= DESCRIPTION OF THE TASK =
Every entry below should be repeated exactly; the pictures should not.

:: MATERIAL PROVIDED

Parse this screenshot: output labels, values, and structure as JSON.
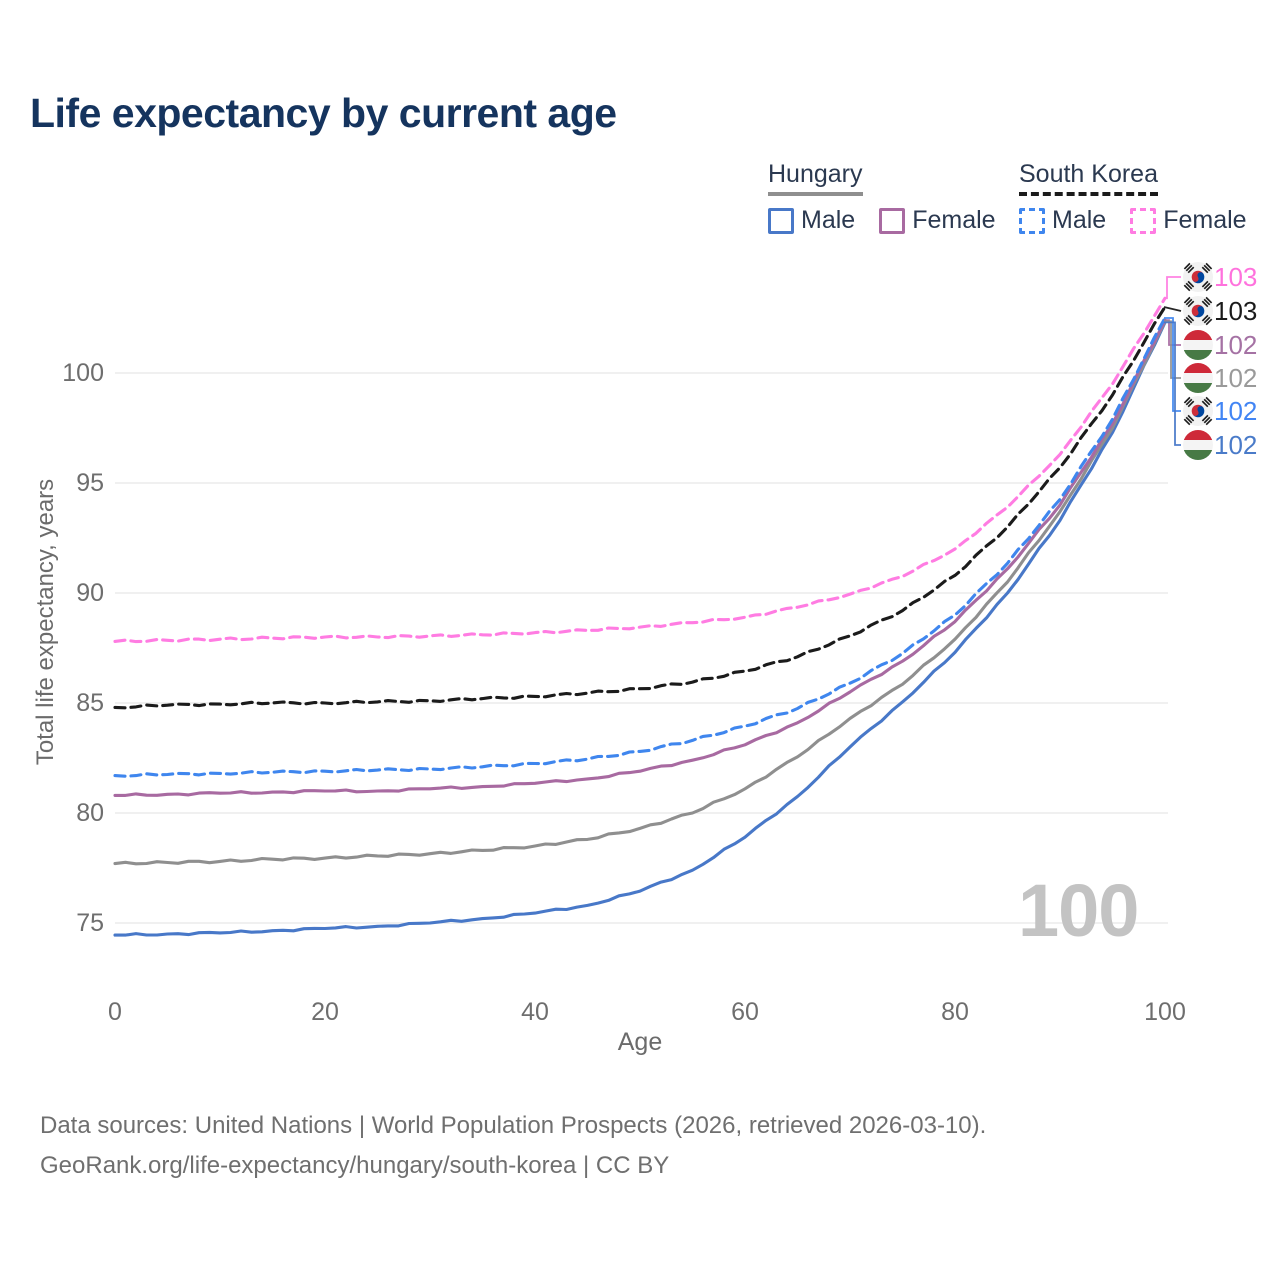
{
  "title": "Life expectancy by current age",
  "watermark": "100",
  "legend": {
    "groups": [
      {
        "country": "Hungary",
        "series_index": 3,
        "items": [
          {
            "label": "Male",
            "series_index": 5
          },
          {
            "label": "Female",
            "series_index": 2
          }
        ]
      },
      {
        "country": "South Korea",
        "series_index": 1,
        "items": [
          {
            "label": "Male",
            "series_index": 4
          },
          {
            "label": "Female",
            "series_index": 0
          }
        ]
      }
    ]
  },
  "footer": {
    "line1": "Data sources: United Nations | World Population Prospects (2026, retrieved 2026-03-10).",
    "line2": "GeoRank.org/life-expectancy/hungary/south-korea | CC BY"
  },
  "chart_data": {
    "type": "line",
    "title": "Life expectancy by current age",
    "xlabel": "Age",
    "ylabel": "Total life expectancy, years",
    "x": [
      0,
      5,
      10,
      15,
      20,
      25,
      30,
      35,
      40,
      45,
      50,
      55,
      60,
      65,
      70,
      75,
      80,
      85,
      90,
      95,
      100
    ],
    "xticks": [
      0,
      20,
      40,
      60,
      80,
      100
    ],
    "yticks": [
      75,
      80,
      85,
      90,
      95,
      100
    ],
    "xlim": [
      0,
      100
    ],
    "ylim": [
      73.5,
      104.5
    ],
    "grid": "horizontal",
    "legend_position": "top-right",
    "series": [
      {
        "id": "south-korea-female",
        "name": "South Korea — Female",
        "flag": "kr",
        "dash": true,
        "color": "#ff7ce2",
        "label_color": "#ff72dd",
        "end_label": "103",
        "values": [
          87.8,
          87.85,
          87.9,
          87.95,
          88.0,
          88.0,
          88.05,
          88.1,
          88.2,
          88.3,
          88.45,
          88.65,
          88.9,
          89.35,
          89.95,
          90.75,
          92.0,
          93.9,
          96.3,
          99.5,
          103.4
        ]
      },
      {
        "id": "south-korea-total",
        "name": "South Korea — Both sexes",
        "flag": "kr",
        "dash": true,
        "color": "#1b1b1b",
        "label_color": "#1b1b1b",
        "end_label": "103",
        "values": [
          84.8,
          84.9,
          84.95,
          85.0,
          85.0,
          85.05,
          85.1,
          85.2,
          85.3,
          85.45,
          85.65,
          85.95,
          86.45,
          87.1,
          88.05,
          89.2,
          90.8,
          93.0,
          95.7,
          99.0,
          103.0
        ]
      },
      {
        "id": "hungary-female",
        "name": "Hungary — Female",
        "flag": "hu",
        "dash": false,
        "color": "#a86aa1",
        "label_color": "#a572a4",
        "end_label": "102",
        "values": [
          80.8,
          80.85,
          80.9,
          80.95,
          81.0,
          81.0,
          81.1,
          81.2,
          81.35,
          81.55,
          81.9,
          82.4,
          83.1,
          84.1,
          85.5,
          86.9,
          88.7,
          91.1,
          94.0,
          97.7,
          102.4
        ]
      },
      {
        "id": "hungary-total",
        "name": "Hungary — Both sexes",
        "flag": "hu",
        "dash": false,
        "color": "#8f8f8f",
        "label_color": "#9a9a9a",
        "end_label": "102",
        "values": [
          77.7,
          77.75,
          77.8,
          77.9,
          77.95,
          78.05,
          78.15,
          78.3,
          78.5,
          78.8,
          79.3,
          80.0,
          81.1,
          82.55,
          84.3,
          85.85,
          87.9,
          90.5,
          93.7,
          97.5,
          102.35
        ]
      },
      {
        "id": "south-korea-male",
        "name": "South Korea — Male",
        "flag": "kr",
        "dash": true,
        "color": "#3f86ee",
        "label_color": "#4285f4",
        "end_label": "102",
        "values": [
          81.7,
          81.75,
          81.8,
          81.85,
          81.9,
          81.95,
          82.0,
          82.1,
          82.25,
          82.45,
          82.8,
          83.3,
          83.95,
          84.75,
          85.9,
          87.25,
          89.0,
          91.35,
          94.25,
          97.9,
          102.5
        ]
      },
      {
        "id": "hungary-male",
        "name": "Hungary — Male",
        "flag": "hu",
        "dash": false,
        "color": "#4878c8",
        "label_color": "#4a7bc9",
        "end_label": "102",
        "values": [
          74.45,
          74.5,
          74.55,
          74.65,
          74.75,
          74.85,
          75.0,
          75.2,
          75.45,
          75.8,
          76.45,
          77.4,
          78.9,
          80.75,
          83.0,
          85.05,
          87.3,
          90.0,
          93.3,
          97.3,
          102.3
        ]
      }
    ]
  }
}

::::

= RESULT FOR THIS TASK =
Parse this screenshot: output labels, values, and structure as JSON.
{
  "title": "Life expectancy by current age",
  "watermark": "100",
  "legend": {
    "groups": [
      {
        "country": "Hungary",
        "series_index": 3,
        "items": [
          {
            "label": "Male",
            "series_index": 5
          },
          {
            "label": "Female",
            "series_index": 2
          }
        ]
      },
      {
        "country": "South Korea",
        "series_index": 1,
        "items": [
          {
            "label": "Male",
            "series_index": 4
          },
          {
            "label": "Female",
            "series_index": 0
          }
        ]
      }
    ]
  },
  "footer": {
    "line1": "Data sources: United Nations | World Population Prospects (2026, retrieved 2026-03-10).",
    "line2": "GeoRank.org/life-expectancy/hungary/south-korea | CC BY"
  },
  "chart_data": {
    "type": "line",
    "title": "Life expectancy by current age",
    "xlabel": "Age",
    "ylabel": "Total life expectancy, years",
    "x": [
      0,
      5,
      10,
      15,
      20,
      25,
      30,
      35,
      40,
      45,
      50,
      55,
      60,
      65,
      70,
      75,
      80,
      85,
      90,
      95,
      100
    ],
    "xticks": [
      0,
      20,
      40,
      60,
      80,
      100
    ],
    "yticks": [
      75,
      80,
      85,
      90,
      95,
      100
    ],
    "xlim": [
      0,
      100
    ],
    "ylim": [
      73.5,
      104.5
    ],
    "grid": "horizontal",
    "legend_position": "top-right",
    "series": [
      {
        "id": "south-korea-female",
        "name": "South Korea — Female",
        "flag": "kr",
        "dash": true,
        "color": "#ff7ce2",
        "label_color": "#ff72dd",
        "end_label": "103",
        "values": [
          87.8,
          87.85,
          87.9,
          87.95,
          88.0,
          88.0,
          88.05,
          88.1,
          88.2,
          88.3,
          88.45,
          88.65,
          88.9,
          89.35,
          89.95,
          90.75,
          92.0,
          93.9,
          96.3,
          99.5,
          103.4
        ]
      },
      {
        "id": "south-korea-total",
        "name": "South Korea — Both sexes",
        "flag": "kr",
        "dash": true,
        "color": "#1b1b1b",
        "label_color": "#1b1b1b",
        "end_label": "103",
        "values": [
          84.8,
          84.9,
          84.95,
          85.0,
          85.0,
          85.05,
          85.1,
          85.2,
          85.3,
          85.45,
          85.65,
          85.95,
          86.45,
          87.1,
          88.05,
          89.2,
          90.8,
          93.0,
          95.7,
          99.0,
          103.0
        ]
      },
      {
        "id": "hungary-female",
        "name": "Hungary — Female",
        "flag": "hu",
        "dash": false,
        "color": "#a86aa1",
        "label_color": "#a572a4",
        "end_label": "102",
        "values": [
          80.8,
          80.85,
          80.9,
          80.95,
          81.0,
          81.0,
          81.1,
          81.2,
          81.35,
          81.55,
          81.9,
          82.4,
          83.1,
          84.1,
          85.5,
          86.9,
          88.7,
          91.1,
          94.0,
          97.7,
          102.4
        ]
      },
      {
        "id": "hungary-total",
        "name": "Hungary — Both sexes",
        "flag": "hu",
        "dash": false,
        "color": "#8f8f8f",
        "label_color": "#9a9a9a",
        "end_label": "102",
        "values": [
          77.7,
          77.75,
          77.8,
          77.9,
          77.95,
          78.05,
          78.15,
          78.3,
          78.5,
          78.8,
          79.3,
          80.0,
          81.1,
          82.55,
          84.3,
          85.85,
          87.9,
          90.5,
          93.7,
          97.5,
          102.35
        ]
      },
      {
        "id": "south-korea-male",
        "name": "South Korea — Male",
        "flag": "kr",
        "dash": true,
        "color": "#3f86ee",
        "label_color": "#4285f4",
        "end_label": "102",
        "values": [
          81.7,
          81.75,
          81.8,
          81.85,
          81.9,
          81.95,
          82.0,
          82.1,
          82.25,
          82.45,
          82.8,
          83.3,
          83.95,
          84.75,
          85.9,
          87.25,
          89.0,
          91.35,
          94.25,
          97.9,
          102.5
        ]
      },
      {
        "id": "hungary-male",
        "name": "Hungary — Male",
        "flag": "hu",
        "dash": false,
        "color": "#4878c8",
        "label_color": "#4a7bc9",
        "end_label": "102",
        "values": [
          74.45,
          74.5,
          74.55,
          74.65,
          74.75,
          74.85,
          75.0,
          75.2,
          75.45,
          75.8,
          76.45,
          77.4,
          78.9,
          80.75,
          83.0,
          85.05,
          87.3,
          90.0,
          93.3,
          97.3,
          102.3
        ]
      }
    ]
  }
}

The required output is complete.